* **SHORT EXERCISE**
Reproduce every item below line for line with no changes, and omit the pictures from your answer.
++++ DATA SUPPLIED ++++
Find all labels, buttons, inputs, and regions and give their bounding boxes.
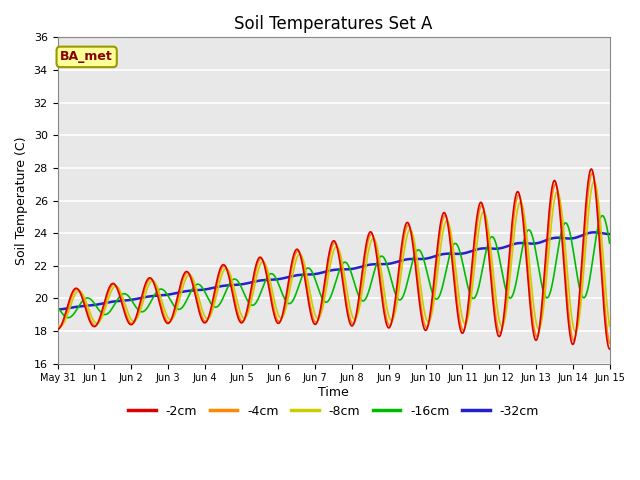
-8cm [266,274,273,279]
-8cm [605,324,613,329]
-4cm [588,170,596,176]
-2cm [289,254,297,260]
Line: -32cm: -32cm [58,232,609,310]
-4cm [116,293,124,299]
-32cm [54,307,61,312]
Legend: -2cm, -4cm, -8cm, -16cm, -32cm: -2cm, -4cm, -8cm, -16cm, -32cm [123,400,544,423]
-4cm [536,328,543,334]
-4cm [595,220,603,226]
-32cm [590,229,598,235]
-2cm [588,166,595,172]
-32cm [116,298,124,304]
-2cm [149,279,157,285]
Text: BA_met: BA_met [60,50,113,63]
-32cm [149,293,157,299]
X-axis label: Time: Time [318,386,349,399]
Line: -8cm: -8cm [58,181,609,332]
-32cm [289,273,297,279]
-2cm [605,346,613,352]
-2cm [536,326,543,332]
-32cm [266,277,273,283]
Line: -4cm: -4cm [58,173,609,343]
-4cm [289,259,297,264]
-4cm [605,340,613,346]
-16cm [117,292,125,298]
-4cm [266,282,273,288]
-8cm [595,205,603,211]
-16cm [65,315,72,321]
-8cm [116,289,124,295]
Title: Soil Temperatures Set A: Soil Temperatures Set A [234,15,433,33]
Y-axis label: Soil Temperature (C): Soil Temperature (C) [15,136,28,265]
-16cm [54,304,61,310]
-16cm [266,272,273,277]
-4cm [54,325,61,331]
-2cm [595,232,603,238]
Line: -16cm: -16cm [58,216,609,318]
-2cm [54,326,61,332]
-8cm [572,329,579,335]
-32cm [536,240,543,246]
-8cm [54,322,61,327]
-16cm [289,297,297,303]
-4cm [149,278,157,284]
-8cm [590,179,598,184]
-16cm [598,213,606,218]
-8cm [289,269,297,275]
-16cm [595,220,603,226]
-32cm [595,230,603,236]
-16cm [605,240,613,246]
-8cm [149,278,157,284]
-16cm [150,294,157,300]
-2cm [266,287,273,292]
-2cm [116,296,124,301]
-32cm [605,231,613,237]
Line: -2cm: -2cm [58,169,609,349]
-16cm [536,270,543,276]
-8cm [536,326,543,332]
++++
* **COMPLETE RESPONSE**
Find all labels, buttons, inputs, and regions and give their bounding boxes.
-8cm [266,274,273,279]
-8cm [605,324,613,329]
-4cm [588,170,596,176]
-2cm [289,254,297,260]
Line: -32cm: -32cm [58,232,609,310]
-4cm [116,293,124,299]
-32cm [54,307,61,312]
Legend: -2cm, -4cm, -8cm, -16cm, -32cm: -2cm, -4cm, -8cm, -16cm, -32cm [123,400,544,423]
-4cm [536,328,543,334]
-4cm [595,220,603,226]
-32cm [590,229,598,235]
-2cm [588,166,595,172]
-32cm [116,298,124,304]
-2cm [149,279,157,285]
Text: BA_met: BA_met [60,50,113,63]
-32cm [149,293,157,299]
X-axis label: Time: Time [318,386,349,399]
Line: -8cm: -8cm [58,181,609,332]
-32cm [289,273,297,279]
-2cm [605,346,613,352]
-2cm [536,326,543,332]
-32cm [266,277,273,283]
Line: -4cm: -4cm [58,173,609,343]
-4cm [289,259,297,264]
-4cm [605,340,613,346]
-16cm [117,292,125,298]
-4cm [266,282,273,288]
-8cm [595,205,603,211]
-16cm [65,315,72,321]
-8cm [116,289,124,295]
Title: Soil Temperatures Set A: Soil Temperatures Set A [234,15,433,33]
Y-axis label: Soil Temperature (C): Soil Temperature (C) [15,136,28,265]
-16cm [54,304,61,310]
-16cm [266,272,273,277]
-4cm [54,325,61,331]
-2cm [595,232,603,238]
Line: -16cm: -16cm [58,216,609,318]
-2cm [54,326,61,332]
-8cm [572,329,579,335]
-32cm [536,240,543,246]
-8cm [54,322,61,327]
-16cm [289,297,297,303]
-4cm [149,278,157,284]
-8cm [590,179,598,184]
-16cm [598,213,606,218]
-8cm [289,269,297,275]
-16cm [595,220,603,226]
-32cm [595,230,603,236]
-16cm [605,240,613,246]
-8cm [149,278,157,284]
-16cm [150,294,157,300]
-2cm [266,287,273,292]
-2cm [116,296,124,301]
-32cm [605,231,613,237]
Line: -2cm: -2cm [58,169,609,349]
-16cm [536,270,543,276]
-8cm [536,326,543,332]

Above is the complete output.